◆ EXERCISE REQUIREMENTS ◆
List every sports club that the crypto adoption excerpt below names as accepting crypto.
--- EXTRACT ---
Additionally, many sports clubs are including crypto in their businesses and allowing fans to purchase tickets, merchandise, or even snacks with crypto. This includes RCD Espanyol, Dallas Mavericks, and the Mexican Tigres are all examples of clubs that accept crypto.
Payment Service Providers
Payment service providers are some of the most critical drivers of crypto adoption. These companies bridge the gap between crypto and fiat currencies. Popular payment providers like Banxa, Transak, Binance Connect, and Simplex allow users to pay for services and products with crypto quickly. Recently, PayPal, one of the largest online payment providers, also included crypto services in its portfolio.
However, payment card companies like Visa and MasterCard play the most crucial role in retail adoption. These payment card providers are partnering with crypto exchanges and crypto payment services worldwide to enable users to spend crypto easily. Platforms like Crypto.com, FTX, Binance, and numerous others already have crypto debit cards in cooperation with Visa or MasterCard. Users can top up their cards with crypto and spend funds at millions of retail spots worldwide. The cards automatically convert crypto to fiat during the payment process.
Exploring Retail and Institutional Crypto Adoption – Summary
By adoption metrics, the crypto world is expanding. Users are demanding more crypto services, while more and more businesses are including crypto features. Before we can say that digital currencies are mainstream assets, there’s still much development to go. However, companies’ rapid crypto adoption shows that the trend is positive. Many see the mass adoption of crypto by businesses as a matter of time, while others predict it will take a lot of work with institutions. Governments are hesitant to adopt crypto, while banks are also cautious.
It remains to be seen how the future of crypto adoption will develop, but currently, the industry is thriving.
--- DATA FOR REVIEW ---
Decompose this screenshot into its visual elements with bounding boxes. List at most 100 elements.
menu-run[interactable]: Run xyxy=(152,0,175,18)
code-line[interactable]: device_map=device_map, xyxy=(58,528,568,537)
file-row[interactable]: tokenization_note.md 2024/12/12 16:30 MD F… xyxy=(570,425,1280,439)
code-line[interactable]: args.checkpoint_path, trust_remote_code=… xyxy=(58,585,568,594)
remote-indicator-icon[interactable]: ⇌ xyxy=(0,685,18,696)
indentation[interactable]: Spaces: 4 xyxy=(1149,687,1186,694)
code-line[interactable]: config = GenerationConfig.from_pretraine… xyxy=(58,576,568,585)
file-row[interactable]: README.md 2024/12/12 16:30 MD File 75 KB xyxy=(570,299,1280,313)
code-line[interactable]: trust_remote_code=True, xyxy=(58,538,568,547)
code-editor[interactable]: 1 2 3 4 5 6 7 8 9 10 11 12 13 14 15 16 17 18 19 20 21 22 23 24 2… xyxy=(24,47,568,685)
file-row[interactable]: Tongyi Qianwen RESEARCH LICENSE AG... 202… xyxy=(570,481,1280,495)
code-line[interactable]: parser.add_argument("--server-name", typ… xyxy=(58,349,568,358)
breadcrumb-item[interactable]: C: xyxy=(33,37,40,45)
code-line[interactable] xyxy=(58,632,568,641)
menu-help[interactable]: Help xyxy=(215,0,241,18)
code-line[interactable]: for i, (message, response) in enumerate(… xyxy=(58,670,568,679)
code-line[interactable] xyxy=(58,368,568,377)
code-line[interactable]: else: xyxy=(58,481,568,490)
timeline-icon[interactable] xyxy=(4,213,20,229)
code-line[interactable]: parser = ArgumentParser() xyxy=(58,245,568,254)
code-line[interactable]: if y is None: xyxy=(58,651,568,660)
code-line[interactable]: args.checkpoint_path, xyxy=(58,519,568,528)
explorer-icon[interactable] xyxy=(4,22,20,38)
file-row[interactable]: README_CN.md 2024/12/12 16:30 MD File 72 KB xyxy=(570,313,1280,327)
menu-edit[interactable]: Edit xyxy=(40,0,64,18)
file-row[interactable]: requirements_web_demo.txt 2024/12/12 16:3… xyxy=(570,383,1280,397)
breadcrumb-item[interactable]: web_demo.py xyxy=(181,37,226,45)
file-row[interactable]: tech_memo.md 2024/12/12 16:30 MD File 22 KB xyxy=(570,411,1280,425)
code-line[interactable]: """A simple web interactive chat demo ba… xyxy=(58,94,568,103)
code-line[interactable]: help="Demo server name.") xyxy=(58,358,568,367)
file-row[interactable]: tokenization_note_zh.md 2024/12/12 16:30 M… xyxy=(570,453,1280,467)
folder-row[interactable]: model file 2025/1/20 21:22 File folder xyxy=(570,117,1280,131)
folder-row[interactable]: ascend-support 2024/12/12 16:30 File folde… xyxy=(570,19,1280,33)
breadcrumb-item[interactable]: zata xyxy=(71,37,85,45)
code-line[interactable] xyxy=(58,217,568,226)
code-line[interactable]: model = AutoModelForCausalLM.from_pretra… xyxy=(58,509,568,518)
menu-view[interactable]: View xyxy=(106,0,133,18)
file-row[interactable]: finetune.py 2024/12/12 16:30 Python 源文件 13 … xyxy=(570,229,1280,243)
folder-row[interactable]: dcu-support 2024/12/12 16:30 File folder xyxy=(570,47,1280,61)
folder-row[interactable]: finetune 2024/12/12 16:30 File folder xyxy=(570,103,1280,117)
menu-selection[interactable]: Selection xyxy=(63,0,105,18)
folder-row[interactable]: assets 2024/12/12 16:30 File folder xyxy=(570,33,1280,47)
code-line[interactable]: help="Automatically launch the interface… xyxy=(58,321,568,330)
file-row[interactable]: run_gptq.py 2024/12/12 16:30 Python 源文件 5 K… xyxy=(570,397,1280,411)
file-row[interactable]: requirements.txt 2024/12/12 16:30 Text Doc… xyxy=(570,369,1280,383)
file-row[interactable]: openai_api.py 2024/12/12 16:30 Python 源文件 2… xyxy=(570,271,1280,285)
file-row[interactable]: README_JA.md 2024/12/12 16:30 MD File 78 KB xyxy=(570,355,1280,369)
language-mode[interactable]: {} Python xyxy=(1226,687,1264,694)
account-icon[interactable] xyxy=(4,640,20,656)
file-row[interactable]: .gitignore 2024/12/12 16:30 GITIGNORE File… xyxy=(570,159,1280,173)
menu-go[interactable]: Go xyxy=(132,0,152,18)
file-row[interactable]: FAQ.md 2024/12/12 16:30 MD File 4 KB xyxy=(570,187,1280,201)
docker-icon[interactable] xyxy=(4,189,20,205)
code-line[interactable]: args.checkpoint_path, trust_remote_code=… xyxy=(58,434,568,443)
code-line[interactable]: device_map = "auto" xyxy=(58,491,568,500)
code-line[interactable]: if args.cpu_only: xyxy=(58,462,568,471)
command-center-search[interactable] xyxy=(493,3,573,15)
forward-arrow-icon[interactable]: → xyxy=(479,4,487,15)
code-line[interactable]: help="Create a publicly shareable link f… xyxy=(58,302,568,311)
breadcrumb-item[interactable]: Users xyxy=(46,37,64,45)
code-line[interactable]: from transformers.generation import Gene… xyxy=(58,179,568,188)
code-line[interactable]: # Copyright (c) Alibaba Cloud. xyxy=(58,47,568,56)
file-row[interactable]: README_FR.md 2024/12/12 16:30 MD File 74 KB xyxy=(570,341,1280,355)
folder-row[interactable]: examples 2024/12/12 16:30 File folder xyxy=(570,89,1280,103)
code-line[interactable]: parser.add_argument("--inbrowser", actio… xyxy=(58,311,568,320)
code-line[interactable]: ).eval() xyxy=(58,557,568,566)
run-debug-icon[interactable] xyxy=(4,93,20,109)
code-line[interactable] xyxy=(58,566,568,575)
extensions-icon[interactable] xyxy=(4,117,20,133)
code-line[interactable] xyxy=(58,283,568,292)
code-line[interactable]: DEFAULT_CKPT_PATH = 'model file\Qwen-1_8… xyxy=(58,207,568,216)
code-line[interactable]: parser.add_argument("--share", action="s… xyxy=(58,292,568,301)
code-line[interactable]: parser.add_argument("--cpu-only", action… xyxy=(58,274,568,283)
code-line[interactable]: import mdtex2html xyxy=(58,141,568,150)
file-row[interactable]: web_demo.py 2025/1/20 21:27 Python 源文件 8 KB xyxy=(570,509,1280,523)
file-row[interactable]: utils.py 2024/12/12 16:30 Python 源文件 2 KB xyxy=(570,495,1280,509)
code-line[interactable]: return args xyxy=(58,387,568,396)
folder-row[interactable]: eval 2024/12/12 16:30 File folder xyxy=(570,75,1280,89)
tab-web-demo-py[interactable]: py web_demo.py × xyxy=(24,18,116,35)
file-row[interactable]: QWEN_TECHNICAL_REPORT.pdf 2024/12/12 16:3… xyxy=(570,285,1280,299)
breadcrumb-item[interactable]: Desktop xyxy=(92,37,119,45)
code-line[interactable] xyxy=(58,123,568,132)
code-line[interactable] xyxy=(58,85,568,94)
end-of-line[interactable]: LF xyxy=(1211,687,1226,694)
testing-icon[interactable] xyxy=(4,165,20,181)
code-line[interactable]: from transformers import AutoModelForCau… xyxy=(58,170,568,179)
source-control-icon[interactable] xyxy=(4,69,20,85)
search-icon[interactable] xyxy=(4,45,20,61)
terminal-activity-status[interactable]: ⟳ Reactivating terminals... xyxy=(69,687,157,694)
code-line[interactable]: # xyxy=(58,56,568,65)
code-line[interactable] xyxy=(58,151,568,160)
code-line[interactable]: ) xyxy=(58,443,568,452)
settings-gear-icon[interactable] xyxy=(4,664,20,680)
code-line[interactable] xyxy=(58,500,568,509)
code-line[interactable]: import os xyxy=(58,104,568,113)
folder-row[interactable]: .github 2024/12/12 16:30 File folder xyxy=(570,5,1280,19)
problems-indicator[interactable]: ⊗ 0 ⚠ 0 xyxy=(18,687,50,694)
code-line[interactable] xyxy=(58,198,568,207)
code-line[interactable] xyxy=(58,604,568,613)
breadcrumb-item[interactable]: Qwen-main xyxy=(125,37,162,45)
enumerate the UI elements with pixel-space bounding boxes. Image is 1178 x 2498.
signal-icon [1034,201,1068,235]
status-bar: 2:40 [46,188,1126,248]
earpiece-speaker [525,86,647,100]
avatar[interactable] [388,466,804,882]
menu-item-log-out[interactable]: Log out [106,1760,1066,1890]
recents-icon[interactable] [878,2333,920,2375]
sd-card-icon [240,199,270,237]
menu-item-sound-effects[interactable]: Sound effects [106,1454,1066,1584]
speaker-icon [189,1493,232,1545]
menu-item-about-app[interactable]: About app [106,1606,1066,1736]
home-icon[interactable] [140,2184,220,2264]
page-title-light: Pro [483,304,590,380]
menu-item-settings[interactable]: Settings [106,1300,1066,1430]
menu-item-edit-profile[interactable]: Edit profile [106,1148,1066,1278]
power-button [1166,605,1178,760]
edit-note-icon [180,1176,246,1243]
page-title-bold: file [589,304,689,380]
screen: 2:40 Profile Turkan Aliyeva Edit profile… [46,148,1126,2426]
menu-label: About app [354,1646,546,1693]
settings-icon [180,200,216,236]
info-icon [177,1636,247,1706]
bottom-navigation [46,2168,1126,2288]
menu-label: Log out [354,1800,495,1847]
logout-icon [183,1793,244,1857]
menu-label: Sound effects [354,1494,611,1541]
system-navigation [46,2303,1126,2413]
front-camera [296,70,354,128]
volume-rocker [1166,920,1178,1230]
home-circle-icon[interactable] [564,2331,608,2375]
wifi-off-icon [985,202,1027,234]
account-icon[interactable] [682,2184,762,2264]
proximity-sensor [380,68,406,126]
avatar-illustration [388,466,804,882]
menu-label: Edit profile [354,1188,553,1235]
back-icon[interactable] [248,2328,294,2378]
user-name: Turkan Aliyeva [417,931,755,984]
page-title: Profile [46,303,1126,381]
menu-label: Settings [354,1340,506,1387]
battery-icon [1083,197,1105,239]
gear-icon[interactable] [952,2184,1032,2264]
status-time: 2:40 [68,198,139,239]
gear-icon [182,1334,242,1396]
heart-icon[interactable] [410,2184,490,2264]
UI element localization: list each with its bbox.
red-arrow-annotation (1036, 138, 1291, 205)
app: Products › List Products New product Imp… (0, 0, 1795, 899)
---
◆ ANSWER AREA ◆
RCD Espanyol
Dallas Mavericks
Mexican Tigres